-- BEGIN --

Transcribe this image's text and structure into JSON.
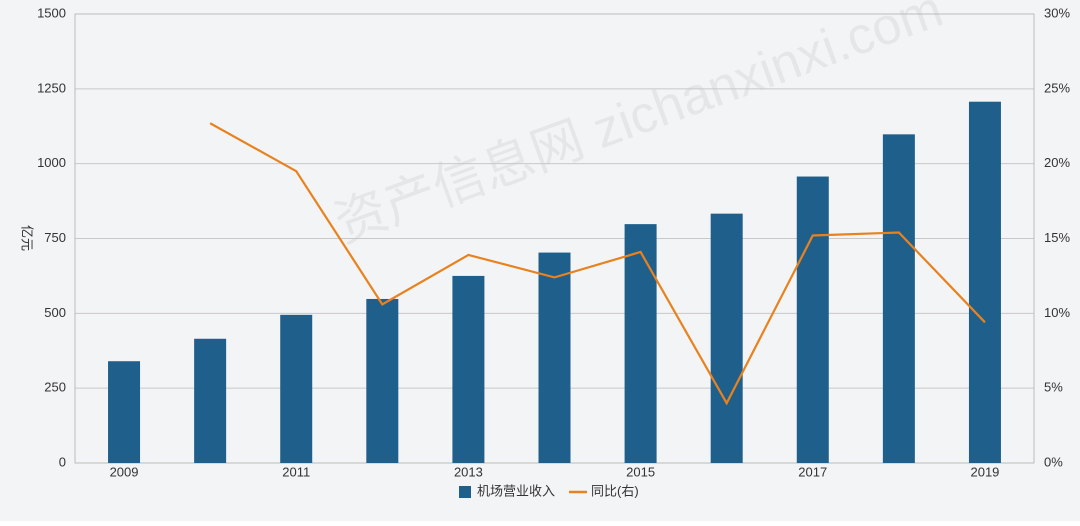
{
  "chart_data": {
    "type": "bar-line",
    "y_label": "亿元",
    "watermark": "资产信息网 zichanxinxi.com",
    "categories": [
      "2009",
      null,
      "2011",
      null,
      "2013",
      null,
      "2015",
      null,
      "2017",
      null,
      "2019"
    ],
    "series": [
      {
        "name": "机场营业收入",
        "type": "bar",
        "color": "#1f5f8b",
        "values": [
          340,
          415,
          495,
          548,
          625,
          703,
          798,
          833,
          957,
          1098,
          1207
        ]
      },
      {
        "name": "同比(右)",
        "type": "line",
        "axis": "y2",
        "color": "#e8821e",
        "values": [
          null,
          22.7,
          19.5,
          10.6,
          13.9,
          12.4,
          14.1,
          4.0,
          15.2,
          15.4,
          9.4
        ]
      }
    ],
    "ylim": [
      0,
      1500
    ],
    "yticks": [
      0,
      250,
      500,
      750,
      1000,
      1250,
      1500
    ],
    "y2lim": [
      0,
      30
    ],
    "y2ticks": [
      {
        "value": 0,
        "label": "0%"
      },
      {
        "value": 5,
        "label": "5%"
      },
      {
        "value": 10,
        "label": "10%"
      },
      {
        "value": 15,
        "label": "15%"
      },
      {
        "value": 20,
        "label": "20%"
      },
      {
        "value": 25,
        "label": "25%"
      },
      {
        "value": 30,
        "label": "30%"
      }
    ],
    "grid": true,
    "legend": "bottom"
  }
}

-- END --

### Requirements
Strip out the images, then output the records above word for word.

### Output of the task
Transcribe this image's text and structure into JSON.
{
  "chart_data": {
    "type": "bar-line",
    "y_label": "亿元",
    "watermark": "资产信息网 zichanxinxi.com",
    "categories": [
      "2009",
      null,
      "2011",
      null,
      "2013",
      null,
      "2015",
      null,
      "2017",
      null,
      "2019"
    ],
    "series": [
      {
        "name": "机场营业收入",
        "type": "bar",
        "color": "#1f5f8b",
        "values": [
          340,
          415,
          495,
          548,
          625,
          703,
          798,
          833,
          957,
          1098,
          1207
        ]
      },
      {
        "name": "同比(右)",
        "type": "line",
        "axis": "y2",
        "color": "#e8821e",
        "values": [
          null,
          22.7,
          19.5,
          10.6,
          13.9,
          12.4,
          14.1,
          4.0,
          15.2,
          15.4,
          9.4
        ]
      }
    ],
    "ylim": [
      0,
      1500
    ],
    "yticks": [
      0,
      250,
      500,
      750,
      1000,
      1250,
      1500
    ],
    "y2lim": [
      0,
      30
    ],
    "y2ticks": [
      {
        "value": 0,
        "label": "0%"
      },
      {
        "value": 5,
        "label": "5%"
      },
      {
        "value": 10,
        "label": "10%"
      },
      {
        "value": 15,
        "label": "15%"
      },
      {
        "value": 20,
        "label": "20%"
      },
      {
        "value": 25,
        "label": "25%"
      },
      {
        "value": 30,
        "label": "30%"
      }
    ],
    "grid": true,
    "legend": "bottom"
  }
}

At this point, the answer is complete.